- _THE INPUT_
# # # # #

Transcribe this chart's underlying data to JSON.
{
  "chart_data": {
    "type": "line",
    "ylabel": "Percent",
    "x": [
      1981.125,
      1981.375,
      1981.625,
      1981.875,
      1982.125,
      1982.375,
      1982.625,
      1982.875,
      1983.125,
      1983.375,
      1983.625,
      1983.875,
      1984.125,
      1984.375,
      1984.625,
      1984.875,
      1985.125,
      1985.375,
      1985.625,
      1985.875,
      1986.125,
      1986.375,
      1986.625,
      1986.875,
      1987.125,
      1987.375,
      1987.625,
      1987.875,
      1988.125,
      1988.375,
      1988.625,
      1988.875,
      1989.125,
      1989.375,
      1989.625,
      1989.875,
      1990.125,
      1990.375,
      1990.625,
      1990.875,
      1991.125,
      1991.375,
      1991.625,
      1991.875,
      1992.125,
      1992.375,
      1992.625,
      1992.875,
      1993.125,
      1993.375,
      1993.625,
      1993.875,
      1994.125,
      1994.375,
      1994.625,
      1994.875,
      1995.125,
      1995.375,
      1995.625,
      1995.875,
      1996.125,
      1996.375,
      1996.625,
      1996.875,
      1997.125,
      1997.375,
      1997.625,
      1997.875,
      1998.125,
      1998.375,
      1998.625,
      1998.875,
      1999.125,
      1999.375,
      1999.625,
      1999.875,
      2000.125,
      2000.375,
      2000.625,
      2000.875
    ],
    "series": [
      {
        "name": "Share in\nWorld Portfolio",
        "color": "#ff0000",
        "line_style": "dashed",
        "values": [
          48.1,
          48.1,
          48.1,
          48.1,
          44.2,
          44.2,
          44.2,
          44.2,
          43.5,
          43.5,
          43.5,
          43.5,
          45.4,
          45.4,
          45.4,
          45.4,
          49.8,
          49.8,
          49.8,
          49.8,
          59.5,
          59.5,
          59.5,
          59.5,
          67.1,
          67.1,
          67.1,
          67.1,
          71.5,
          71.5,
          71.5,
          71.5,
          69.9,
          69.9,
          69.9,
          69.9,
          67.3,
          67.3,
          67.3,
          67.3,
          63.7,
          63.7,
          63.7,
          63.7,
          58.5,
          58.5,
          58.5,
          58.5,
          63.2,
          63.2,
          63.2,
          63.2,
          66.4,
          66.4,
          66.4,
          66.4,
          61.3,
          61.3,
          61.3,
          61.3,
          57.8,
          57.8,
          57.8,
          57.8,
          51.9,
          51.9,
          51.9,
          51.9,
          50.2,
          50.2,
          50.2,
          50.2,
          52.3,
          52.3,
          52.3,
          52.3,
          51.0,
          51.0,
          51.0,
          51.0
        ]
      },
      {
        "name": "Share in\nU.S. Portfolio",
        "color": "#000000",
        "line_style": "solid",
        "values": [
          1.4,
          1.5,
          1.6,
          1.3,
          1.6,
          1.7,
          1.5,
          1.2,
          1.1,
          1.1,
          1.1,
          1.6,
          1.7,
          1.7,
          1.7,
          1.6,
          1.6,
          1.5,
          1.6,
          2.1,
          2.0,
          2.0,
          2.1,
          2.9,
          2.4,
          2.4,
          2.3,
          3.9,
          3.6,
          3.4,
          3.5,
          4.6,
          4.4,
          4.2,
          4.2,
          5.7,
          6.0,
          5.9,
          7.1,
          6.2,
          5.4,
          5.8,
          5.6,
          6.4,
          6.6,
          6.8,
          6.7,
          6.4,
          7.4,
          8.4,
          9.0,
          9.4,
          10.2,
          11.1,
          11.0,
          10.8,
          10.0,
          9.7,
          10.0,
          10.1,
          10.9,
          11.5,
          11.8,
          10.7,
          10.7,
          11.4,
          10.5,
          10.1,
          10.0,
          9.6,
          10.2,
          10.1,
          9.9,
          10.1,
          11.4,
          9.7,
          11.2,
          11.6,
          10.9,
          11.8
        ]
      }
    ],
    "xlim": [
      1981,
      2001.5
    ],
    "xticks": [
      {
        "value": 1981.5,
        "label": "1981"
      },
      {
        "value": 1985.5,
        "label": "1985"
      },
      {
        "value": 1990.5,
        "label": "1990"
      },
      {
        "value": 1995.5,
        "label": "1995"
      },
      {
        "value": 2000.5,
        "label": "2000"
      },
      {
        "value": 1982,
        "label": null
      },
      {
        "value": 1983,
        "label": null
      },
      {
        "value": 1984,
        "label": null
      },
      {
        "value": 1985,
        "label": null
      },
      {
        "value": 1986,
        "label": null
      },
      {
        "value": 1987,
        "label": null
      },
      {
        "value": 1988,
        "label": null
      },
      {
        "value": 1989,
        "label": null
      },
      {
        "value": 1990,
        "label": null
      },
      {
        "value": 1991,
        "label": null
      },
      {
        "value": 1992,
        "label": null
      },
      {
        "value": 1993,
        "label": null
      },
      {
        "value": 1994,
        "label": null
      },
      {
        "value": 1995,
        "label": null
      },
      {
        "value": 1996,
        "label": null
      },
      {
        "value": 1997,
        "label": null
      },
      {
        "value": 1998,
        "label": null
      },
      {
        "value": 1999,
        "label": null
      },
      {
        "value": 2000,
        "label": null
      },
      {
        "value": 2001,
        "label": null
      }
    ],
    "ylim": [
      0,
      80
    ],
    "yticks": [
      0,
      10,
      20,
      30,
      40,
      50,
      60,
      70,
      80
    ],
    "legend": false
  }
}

# # # # #

- _OBJECTIVE_
Every line of the data above should be copied exactly.

- _ANSWER FOR THIS EXERCISE_
Transcribe this chart's underlying data to JSON.
{
  "chart_data": {
    "type": "line",
    "ylabel": "Percent",
    "x": [
      1981.125,
      1981.375,
      1981.625,
      1981.875,
      1982.125,
      1982.375,
      1982.625,
      1982.875,
      1983.125,
      1983.375,
      1983.625,
      1983.875,
      1984.125,
      1984.375,
      1984.625,
      1984.875,
      1985.125,
      1985.375,
      1985.625,
      1985.875,
      1986.125,
      1986.375,
      1986.625,
      1986.875,
      1987.125,
      1987.375,
      1987.625,
      1987.875,
      1988.125,
      1988.375,
      1988.625,
      1988.875,
      1989.125,
      1989.375,
      1989.625,
      1989.875,
      1990.125,
      1990.375,
      1990.625,
      1990.875,
      1991.125,
      1991.375,
      1991.625,
      1991.875,
      1992.125,
      1992.375,
      1992.625,
      1992.875,
      1993.125,
      1993.375,
      1993.625,
      1993.875,
      1994.125,
      1994.375,
      1994.625,
      1994.875,
      1995.125,
      1995.375,
      1995.625,
      1995.875,
      1996.125,
      1996.375,
      1996.625,
      1996.875,
      1997.125,
      1997.375,
      1997.625,
      1997.875,
      1998.125,
      1998.375,
      1998.625,
      1998.875,
      1999.125,
      1999.375,
      1999.625,
      1999.875,
      2000.125,
      2000.375,
      2000.625,
      2000.875
    ],
    "series": [
      {
        "name": "Share in\nWorld Portfolio",
        "color": "#ff0000",
        "line_style": "dashed",
        "values": [
          48.1,
          48.1,
          48.1,
          48.1,
          44.2,
          44.2,
          44.2,
          44.2,
          43.5,
          43.5,
          43.5,
          43.5,
          45.4,
          45.4,
          45.4,
          45.4,
          49.8,
          49.8,
          49.8,
          49.8,
          59.5,
          59.5,
          59.5,
          59.5,
          67.1,
          67.1,
          67.1,
          67.1,
          71.5,
          71.5,
          71.5,
          71.5,
          69.9,
          69.9,
          69.9,
          69.9,
          67.3,
          67.3,
          67.3,
          67.3,
          63.7,
          63.7,
          63.7,
          63.7,
          58.5,
          58.5,
          58.5,
          58.5,
          63.2,
          63.2,
          63.2,
          63.2,
          66.4,
          66.4,
          66.4,
          66.4,
          61.3,
          61.3,
          61.3,
          61.3,
          57.8,
          57.8,
          57.8,
          57.8,
          51.9,
          51.9,
          51.9,
          51.9,
          50.2,
          50.2,
          50.2,
          50.2,
          52.3,
          52.3,
          52.3,
          52.3,
          51.0,
          51.0,
          51.0,
          51.0
        ]
      },
      {
        "name": "Share in\nU.S. Portfolio",
        "color": "#000000",
        "line_style": "solid",
        "values": [
          1.4,
          1.5,
          1.6,
          1.3,
          1.6,
          1.7,
          1.5,
          1.2,
          1.1,
          1.1,
          1.1,
          1.6,
          1.7,
          1.7,
          1.7,
          1.6,
          1.6,
          1.5,
          1.6,
          2.1,
          2.0,
          2.0,
          2.1,
          2.9,
          2.4,
          2.4,
          2.3,
          3.9,
          3.6,
          3.4,
          3.5,
          4.6,
          4.4,
          4.2,
          4.2,
          5.7,
          6.0,
          5.9,
          7.1,
          6.2,
          5.4,
          5.8,
          5.6,
          6.4,
          6.6,
          6.8,
          6.7,
          6.4,
          7.4,
          8.4,
          9.0,
          9.4,
          10.2,
          11.1,
          11.0,
          10.8,
          10.0,
          9.7,
          10.0,
          10.1,
          10.9,
          11.5,
          11.8,
          10.7,
          10.7,
          11.4,
          10.5,
          10.1,
          10.0,
          9.6,
          10.2,
          10.1,
          9.9,
          10.1,
          11.4,
          9.7,
          11.2,
          11.6,
          10.9,
          11.8
        ]
      }
    ],
    "xlim": [
      1981,
      2001.5
    ],
    "xticks": [
      {
        "value": 1981.5,
        "label": "1981"
      },
      {
        "value": 1985.5,
        "label": "1985"
      },
      {
        "value": 1990.5,
        "label": "1990"
      },
      {
        "value": 1995.5,
        "label": "1995"
      },
      {
        "value": 2000.5,
        "label": "2000"
      },
      {
        "value": 1982,
        "label": null
      },
      {
        "value": 1983,
        "label": null
      },
      {
        "value": 1984,
        "label": null
      },
      {
        "value": 1985,
        "label": null
      },
      {
        "value": 1986,
        "label": null
      },
      {
        "value": 1987,
        "label": null
      },
      {
        "value": 1988,
        "label": null
      },
      {
        "value": 1989,
        "label": null
      },
      {
        "value": 1990,
        "label": null
      },
      {
        "value": 1991,
        "label": null
      },
      {
        "value": 1992,
        "label": null
      },
      {
        "value": 1993,
        "label": null
      },
      {
        "value": 1994,
        "label": null
      },
      {
        "value": 1995,
        "label": null
      },
      {
        "value": 1996,
        "label": null
      },
      {
        "value": 1997,
        "label": null
      },
      {
        "value": 1998,
        "label": null
      },
      {
        "value": 1999,
        "label": null
      },
      {
        "value": 2000,
        "label": null
      },
      {
        "value": 2001,
        "label": null
      }
    ],
    "ylim": [
      0,
      80
    ],
    "yticks": [
      0,
      10,
      20,
      30,
      40,
      50,
      60,
      70,
      80
    ],
    "legend": false
  }
}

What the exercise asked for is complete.